[START OF Extract provided]

According to others in attendance, however, events unfolded a bit differently.
In his Beatles biography titled “The Love You Make: An Insider’s Story Of The Beatles,” Epstein’s assistant Peter Brown gives a more detailed account. According to Brown, after their introduction, Dylan was offered the drinks they had on hand, but only wanted cheap wine – which Evans was then asked to procure. They also offered Dylan and Aronowitz some “purple hearts” [a type of upper], which they politely declined – instead, suggesting they all smoke some weed. Upon hearing Dylan’s offer, The Beatles all looked at each other, then at Epstein, who timidly admitted, “We’ve never smoked marijuana before.”
In reality, that wasn’t entirely true: The boys had actually tried smoking pot a few years earlier in 1960 but apparently didn’t get high from it, as George Harrison would later recount in “The Beatles Anthology”:
“We first got marijuana from an older drummer with another group in Liverpool. We didn’t actually try it until after we’d been to Hamburg. I remember we smoked it in the band room in a gig in Southport. … Everybody was saying, ‘This stuff isn’t doing anything.’ It was like that old joke where a party is going on, and two hippies are up floating on the ceiling, and one is saying to the other, ‘This stuff doesn’t work, man.’”
In any case, Brown makes it clear that The Beatles’ lack of experience took Dylan by surprise:
Dylan looked disbelievingly from face to face. “But what about your song?” he asked. “The one about getting high?”
The Beatles were stupefied. “Which song?” John managed to ask.
Dylan said, “You know …” and then he sang, “And when I touch you, I get high, I get high …”

[END OF Extract provided]

- [Goal of the exercise]: Continue the account of Bob Dylan's meeting with The Beatles, picking up right after its final sentence. The rows that come next are separate material and have no connection to the account of Dylan's meeting with The Beatles.

[START OF Provided records]

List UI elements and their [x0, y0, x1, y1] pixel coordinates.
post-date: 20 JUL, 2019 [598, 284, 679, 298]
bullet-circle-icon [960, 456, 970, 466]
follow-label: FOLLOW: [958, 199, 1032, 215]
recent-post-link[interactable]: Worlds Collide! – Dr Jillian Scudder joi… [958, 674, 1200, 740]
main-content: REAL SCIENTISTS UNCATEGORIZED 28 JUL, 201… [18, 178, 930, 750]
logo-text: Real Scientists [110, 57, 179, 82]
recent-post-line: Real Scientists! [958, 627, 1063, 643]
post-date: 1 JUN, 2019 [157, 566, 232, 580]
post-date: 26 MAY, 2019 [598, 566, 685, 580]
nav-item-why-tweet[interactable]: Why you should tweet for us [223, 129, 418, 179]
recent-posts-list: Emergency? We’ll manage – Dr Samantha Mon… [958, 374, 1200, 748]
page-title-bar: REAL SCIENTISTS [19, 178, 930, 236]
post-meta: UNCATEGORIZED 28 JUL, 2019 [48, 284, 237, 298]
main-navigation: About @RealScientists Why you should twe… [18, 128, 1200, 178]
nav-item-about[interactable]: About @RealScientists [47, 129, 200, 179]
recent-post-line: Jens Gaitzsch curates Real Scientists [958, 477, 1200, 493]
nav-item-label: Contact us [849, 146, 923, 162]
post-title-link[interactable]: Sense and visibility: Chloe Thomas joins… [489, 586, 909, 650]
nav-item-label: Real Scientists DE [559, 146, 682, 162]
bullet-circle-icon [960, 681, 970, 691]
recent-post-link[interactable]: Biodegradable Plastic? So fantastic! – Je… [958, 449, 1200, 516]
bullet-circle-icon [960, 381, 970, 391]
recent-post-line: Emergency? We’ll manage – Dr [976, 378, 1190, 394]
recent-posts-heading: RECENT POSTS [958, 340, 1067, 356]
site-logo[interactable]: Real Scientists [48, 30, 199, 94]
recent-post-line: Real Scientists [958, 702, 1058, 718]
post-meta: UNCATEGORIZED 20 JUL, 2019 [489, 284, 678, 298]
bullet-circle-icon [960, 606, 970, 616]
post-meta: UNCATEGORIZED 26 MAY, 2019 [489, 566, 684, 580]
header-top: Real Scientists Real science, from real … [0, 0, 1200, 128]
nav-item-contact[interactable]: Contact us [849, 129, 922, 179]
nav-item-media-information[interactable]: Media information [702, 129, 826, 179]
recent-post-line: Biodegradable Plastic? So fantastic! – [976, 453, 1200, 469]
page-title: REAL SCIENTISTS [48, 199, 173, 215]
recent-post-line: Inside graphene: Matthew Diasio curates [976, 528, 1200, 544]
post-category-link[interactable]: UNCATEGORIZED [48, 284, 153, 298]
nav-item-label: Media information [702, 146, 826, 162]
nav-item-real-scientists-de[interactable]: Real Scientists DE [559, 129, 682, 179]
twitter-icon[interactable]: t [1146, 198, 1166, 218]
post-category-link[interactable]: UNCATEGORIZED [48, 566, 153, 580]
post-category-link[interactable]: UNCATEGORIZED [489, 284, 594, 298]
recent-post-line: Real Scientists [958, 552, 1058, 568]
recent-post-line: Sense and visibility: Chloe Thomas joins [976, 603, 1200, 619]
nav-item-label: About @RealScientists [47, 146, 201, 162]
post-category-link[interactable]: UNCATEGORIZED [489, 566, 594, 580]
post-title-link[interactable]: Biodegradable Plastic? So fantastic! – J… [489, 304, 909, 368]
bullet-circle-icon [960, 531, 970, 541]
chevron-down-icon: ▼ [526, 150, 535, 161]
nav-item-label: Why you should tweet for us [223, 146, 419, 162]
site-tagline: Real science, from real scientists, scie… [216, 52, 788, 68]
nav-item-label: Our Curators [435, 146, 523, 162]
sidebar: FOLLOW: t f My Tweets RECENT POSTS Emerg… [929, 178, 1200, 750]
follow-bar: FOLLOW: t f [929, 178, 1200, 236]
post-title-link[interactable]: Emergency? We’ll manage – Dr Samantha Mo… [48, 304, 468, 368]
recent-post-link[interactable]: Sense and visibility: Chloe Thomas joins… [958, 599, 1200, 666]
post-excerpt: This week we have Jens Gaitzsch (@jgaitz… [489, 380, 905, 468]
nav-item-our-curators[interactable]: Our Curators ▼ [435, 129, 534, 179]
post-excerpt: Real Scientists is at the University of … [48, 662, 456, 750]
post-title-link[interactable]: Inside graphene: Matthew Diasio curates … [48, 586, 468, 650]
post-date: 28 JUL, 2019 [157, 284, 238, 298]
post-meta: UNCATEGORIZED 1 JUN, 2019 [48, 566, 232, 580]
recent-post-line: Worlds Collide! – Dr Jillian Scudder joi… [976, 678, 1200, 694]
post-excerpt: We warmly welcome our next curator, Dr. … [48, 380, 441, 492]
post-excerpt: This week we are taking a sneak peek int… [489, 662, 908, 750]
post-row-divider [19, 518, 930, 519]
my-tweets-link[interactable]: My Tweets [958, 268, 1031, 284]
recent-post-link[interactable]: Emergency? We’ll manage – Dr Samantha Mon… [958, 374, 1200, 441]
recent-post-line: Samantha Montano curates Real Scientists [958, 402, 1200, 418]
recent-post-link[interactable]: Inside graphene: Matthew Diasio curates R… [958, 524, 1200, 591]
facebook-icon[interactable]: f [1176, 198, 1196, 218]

[END OF Provided records]

- [The result]:
John flushed with embarrassment. “Those aren’t the words,” he admitted. “The words are, ‘I can’t hide, I can’t hide, I can’t hide …’”
At that moment, Dylan no doubt realized it would now be his historic duty to get The Beatles high for the first time. Luckily, Maymudes had brought along a “sizable bag” of weed for just such a situation. Wary of the substantial police presence in the halls, though, Dylan suggested the group adjourn into one of the adjoining bedrooms.
When it comes to who rolled the joints, once again, accounts vary. According to some, it was Maymudes who did the rolling. According to beatlesbible.com, however, it was Dylan: “Aronowitz was unskilled in rolling joints, so asked Dylan to do the honours; Dylan wasn’t much better, and much of the grass ended up in a fruit bowl on the room service table.”
“Bob hovered unsteadily over the bowl as he stood at the table while he tried to lift the grass from the baggie with the fingertips of one hand so he could crush it into the leaf of rolling paper which he held in his other hand,” Aronowitz wrote in his book “Bob Dylan and The Beatles.” “In addition to the fact that Bob was a sloppy roller to begin with, what Bob had started drinking had already gotten to him.”
Regardless, most seem to agree it was Dylan who lit the first joint, then handed it to Lennon, who declined – instead passing it on to his ‘royal taster’ Ringo. Unaware of stoner etiquette, Starr allegedly smoked the entire thing himself rather than passing it around the circle, prompting Maymudes to then roll everyone their joints. They all began smoking, and before long, as Starr told Conan O’Brien in 2012, “We got high and laughed our asses off.”
“We expected something instantaneous, so we kept puffing away and saying, ‘It’s not working, is it?’” McCartney wrote in his memoir. “And suddenly, it was working. And we were giggling, laughing at each other.”
“I don’t remember much what we talked about,” Lennon later said in “The Beatles Anthology.” “We were smoking dope, drinking wine, and generally being rock ‘n’ rollers and having a laugh, you know, and surrealism. It was party time.”
Here’s how The Guardian’s Andrew Harrison set the scene: “Ringo Starr … collapsed in a giggling mess. Brian Epstein became so stoned he could only squeak, ‘I’m so high, I’m up on the ceiling.’ Paul McCartney believed he’d attained true mental clarity for the first time in his life and instructed Beatles’ roadie and major-domo Mal Evans to write down everything he said henceforth. Dylan, meanwhile, lost his cool and began answering the hotel phone by shouting, ‘This is Beatlemania here!’”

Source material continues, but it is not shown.